▶ Record list:
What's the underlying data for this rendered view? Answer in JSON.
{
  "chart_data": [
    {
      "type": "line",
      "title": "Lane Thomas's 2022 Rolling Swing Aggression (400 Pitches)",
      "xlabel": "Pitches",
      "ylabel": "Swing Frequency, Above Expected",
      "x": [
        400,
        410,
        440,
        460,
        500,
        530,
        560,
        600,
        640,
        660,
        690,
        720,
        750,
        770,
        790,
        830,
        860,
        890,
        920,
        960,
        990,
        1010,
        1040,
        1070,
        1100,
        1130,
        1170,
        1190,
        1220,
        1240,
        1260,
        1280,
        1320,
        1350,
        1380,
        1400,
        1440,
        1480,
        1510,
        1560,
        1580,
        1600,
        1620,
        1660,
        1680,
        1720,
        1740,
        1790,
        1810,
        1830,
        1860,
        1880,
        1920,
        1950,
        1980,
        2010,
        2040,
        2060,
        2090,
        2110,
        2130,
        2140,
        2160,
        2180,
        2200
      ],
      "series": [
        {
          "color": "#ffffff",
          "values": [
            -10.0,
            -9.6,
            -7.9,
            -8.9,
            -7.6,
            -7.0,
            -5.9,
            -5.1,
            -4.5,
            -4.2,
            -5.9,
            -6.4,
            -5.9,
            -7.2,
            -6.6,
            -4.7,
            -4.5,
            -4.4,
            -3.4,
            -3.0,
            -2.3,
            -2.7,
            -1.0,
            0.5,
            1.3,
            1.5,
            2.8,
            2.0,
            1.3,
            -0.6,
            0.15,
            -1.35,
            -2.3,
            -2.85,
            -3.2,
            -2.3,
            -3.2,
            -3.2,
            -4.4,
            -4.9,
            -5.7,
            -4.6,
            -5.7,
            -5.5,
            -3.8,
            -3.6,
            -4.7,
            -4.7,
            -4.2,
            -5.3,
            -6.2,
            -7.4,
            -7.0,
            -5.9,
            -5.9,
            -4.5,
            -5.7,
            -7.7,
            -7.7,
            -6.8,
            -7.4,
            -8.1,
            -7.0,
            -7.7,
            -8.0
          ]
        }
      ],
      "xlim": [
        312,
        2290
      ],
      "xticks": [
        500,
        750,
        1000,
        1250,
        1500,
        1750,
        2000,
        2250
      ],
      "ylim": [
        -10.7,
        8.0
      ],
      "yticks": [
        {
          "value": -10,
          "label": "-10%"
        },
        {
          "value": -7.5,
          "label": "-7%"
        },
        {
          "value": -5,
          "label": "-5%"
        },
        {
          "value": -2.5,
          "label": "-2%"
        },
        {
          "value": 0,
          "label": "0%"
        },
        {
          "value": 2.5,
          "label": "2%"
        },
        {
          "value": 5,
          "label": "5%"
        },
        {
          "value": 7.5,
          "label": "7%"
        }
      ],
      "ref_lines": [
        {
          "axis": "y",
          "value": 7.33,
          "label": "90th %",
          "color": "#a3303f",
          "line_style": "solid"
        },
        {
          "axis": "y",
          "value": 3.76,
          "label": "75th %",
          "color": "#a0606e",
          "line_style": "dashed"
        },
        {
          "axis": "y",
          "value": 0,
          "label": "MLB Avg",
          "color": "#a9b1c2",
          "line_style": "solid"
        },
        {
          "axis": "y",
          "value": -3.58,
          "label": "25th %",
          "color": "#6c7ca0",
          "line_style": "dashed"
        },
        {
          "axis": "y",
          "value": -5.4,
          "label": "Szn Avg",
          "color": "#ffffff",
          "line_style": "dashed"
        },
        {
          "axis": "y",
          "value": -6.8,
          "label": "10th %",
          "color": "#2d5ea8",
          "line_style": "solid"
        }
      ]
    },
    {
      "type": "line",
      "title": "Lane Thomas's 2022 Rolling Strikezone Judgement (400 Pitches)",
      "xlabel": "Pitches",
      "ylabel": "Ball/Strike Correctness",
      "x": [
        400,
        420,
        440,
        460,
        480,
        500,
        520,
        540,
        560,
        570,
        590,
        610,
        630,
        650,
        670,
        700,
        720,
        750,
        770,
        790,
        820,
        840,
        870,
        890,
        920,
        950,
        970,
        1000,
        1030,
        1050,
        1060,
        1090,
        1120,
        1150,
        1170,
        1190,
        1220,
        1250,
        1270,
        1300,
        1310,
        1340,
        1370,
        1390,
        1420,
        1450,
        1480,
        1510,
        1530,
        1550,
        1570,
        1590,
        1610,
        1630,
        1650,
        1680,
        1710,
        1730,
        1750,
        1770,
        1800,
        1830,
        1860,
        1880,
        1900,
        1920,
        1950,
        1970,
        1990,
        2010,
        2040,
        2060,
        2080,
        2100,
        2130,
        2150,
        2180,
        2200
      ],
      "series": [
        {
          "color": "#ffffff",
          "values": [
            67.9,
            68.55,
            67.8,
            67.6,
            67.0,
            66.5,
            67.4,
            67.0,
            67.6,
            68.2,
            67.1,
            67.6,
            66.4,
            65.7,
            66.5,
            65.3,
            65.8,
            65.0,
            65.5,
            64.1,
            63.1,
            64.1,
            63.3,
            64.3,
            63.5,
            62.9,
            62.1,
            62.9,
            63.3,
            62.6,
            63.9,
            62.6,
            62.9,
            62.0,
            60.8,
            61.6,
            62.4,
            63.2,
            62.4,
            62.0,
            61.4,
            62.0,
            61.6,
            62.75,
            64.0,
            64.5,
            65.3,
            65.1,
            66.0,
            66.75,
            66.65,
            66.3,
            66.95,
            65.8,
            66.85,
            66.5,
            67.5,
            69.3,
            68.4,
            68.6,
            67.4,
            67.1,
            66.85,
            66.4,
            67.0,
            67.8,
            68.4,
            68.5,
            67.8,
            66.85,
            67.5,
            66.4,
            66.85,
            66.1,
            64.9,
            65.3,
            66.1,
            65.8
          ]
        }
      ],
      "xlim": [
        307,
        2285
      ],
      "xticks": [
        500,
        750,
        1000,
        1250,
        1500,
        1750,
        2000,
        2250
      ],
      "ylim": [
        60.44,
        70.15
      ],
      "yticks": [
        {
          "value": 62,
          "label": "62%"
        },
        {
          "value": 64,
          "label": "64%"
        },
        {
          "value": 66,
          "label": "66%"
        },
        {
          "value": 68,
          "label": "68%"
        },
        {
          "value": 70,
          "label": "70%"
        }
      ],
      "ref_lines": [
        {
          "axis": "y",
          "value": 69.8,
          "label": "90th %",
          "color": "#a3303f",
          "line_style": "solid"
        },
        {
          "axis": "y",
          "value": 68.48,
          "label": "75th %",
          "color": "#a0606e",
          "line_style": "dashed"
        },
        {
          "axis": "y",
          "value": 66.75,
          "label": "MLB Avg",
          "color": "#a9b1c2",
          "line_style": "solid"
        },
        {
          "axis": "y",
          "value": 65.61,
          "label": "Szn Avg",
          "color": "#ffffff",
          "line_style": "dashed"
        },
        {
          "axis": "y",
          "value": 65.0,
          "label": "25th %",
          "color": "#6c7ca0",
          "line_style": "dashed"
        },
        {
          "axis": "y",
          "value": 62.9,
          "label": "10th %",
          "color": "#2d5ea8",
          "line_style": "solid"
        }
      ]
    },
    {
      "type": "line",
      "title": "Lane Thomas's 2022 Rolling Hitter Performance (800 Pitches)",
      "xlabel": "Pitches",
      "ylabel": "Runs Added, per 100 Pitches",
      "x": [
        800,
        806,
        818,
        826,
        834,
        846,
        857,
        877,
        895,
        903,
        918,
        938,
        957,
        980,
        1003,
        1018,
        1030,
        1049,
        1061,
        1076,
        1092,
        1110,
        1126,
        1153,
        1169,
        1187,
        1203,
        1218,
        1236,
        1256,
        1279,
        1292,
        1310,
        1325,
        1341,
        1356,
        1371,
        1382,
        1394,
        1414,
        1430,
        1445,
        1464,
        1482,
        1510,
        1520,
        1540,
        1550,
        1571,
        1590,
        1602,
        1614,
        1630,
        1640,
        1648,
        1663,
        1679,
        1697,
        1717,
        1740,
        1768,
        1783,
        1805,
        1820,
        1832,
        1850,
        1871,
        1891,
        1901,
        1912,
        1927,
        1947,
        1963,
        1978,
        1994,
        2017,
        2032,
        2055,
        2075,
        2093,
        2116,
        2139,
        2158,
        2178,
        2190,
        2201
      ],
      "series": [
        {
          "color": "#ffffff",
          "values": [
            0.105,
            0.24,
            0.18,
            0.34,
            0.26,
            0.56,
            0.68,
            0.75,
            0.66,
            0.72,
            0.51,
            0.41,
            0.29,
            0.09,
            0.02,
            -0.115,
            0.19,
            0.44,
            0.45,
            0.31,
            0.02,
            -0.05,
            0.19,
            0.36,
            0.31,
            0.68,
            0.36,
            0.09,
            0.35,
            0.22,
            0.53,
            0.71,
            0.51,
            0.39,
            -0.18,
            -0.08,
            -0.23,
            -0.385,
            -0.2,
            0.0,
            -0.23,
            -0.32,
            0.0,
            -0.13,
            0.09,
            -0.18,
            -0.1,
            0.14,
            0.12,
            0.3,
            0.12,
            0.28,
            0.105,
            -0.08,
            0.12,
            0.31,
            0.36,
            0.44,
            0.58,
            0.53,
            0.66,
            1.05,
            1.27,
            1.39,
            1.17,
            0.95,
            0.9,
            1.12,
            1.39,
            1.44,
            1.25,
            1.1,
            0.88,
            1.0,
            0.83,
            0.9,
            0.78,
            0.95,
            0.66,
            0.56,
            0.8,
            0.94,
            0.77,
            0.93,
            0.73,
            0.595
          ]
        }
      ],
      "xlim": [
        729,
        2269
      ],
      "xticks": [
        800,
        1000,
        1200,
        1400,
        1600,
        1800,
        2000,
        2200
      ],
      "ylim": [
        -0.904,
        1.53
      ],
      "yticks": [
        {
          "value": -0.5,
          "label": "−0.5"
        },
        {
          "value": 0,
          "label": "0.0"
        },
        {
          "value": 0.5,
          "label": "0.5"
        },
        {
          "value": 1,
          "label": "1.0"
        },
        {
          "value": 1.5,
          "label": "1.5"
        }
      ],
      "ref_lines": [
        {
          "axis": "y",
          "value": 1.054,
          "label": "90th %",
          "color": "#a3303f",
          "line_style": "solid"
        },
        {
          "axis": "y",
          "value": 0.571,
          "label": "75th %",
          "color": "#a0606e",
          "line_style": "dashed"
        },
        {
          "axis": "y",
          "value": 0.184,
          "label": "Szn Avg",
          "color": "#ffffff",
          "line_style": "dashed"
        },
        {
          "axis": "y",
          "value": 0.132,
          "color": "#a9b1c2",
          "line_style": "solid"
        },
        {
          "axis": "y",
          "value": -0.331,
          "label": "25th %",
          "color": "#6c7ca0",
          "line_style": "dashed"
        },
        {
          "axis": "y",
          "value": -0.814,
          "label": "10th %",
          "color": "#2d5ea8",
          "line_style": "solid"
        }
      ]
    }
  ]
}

▶ What is required:
Pull out every line of the entries that includes the word "Pitches".

▶ In response:
      "title": "Lane Thomas's 2022 Rolling Swing Aggression (400 Pitches)",
      "xlabel": "Pitches",
      "title": "Lane Thomas's 2022 Rolling Strikezone Judgement (400 Pitches)",
      "xlabel": "Pitches",
      "title": "Lane Thomas's 2022 Rolling Hitter Performance (800 Pitches)",
      "xlabel": "Pitches",
      "ylabel": "Runs Added, per 100 Pitches",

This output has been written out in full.